#### The task:
Check each line for the string "Software" and give only the count of lines that have it.

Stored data

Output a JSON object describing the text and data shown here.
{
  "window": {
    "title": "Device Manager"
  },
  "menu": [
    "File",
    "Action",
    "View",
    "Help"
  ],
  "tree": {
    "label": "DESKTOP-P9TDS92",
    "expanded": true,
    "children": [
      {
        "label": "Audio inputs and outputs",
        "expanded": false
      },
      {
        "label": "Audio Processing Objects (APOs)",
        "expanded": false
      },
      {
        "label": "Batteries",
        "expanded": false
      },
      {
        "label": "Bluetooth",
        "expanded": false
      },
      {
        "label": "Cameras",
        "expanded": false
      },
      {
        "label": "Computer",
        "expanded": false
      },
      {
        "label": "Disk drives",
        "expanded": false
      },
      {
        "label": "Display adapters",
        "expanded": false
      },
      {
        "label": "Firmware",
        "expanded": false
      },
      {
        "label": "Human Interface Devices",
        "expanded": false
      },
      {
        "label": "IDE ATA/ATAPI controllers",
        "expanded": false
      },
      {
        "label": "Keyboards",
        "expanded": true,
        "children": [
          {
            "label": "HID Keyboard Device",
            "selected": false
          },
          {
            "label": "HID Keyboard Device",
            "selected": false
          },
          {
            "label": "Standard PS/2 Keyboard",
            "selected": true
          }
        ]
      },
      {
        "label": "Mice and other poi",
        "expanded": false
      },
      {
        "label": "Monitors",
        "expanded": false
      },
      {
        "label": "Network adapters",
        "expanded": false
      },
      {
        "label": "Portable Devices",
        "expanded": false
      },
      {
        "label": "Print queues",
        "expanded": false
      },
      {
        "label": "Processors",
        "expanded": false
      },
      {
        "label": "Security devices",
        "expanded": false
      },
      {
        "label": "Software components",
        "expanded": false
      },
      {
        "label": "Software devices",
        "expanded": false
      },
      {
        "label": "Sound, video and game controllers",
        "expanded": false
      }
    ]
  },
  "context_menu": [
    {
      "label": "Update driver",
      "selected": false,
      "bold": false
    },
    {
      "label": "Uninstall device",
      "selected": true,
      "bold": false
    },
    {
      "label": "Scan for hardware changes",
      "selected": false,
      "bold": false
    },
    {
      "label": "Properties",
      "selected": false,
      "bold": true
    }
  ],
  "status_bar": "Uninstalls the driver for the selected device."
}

#### Task answer:
2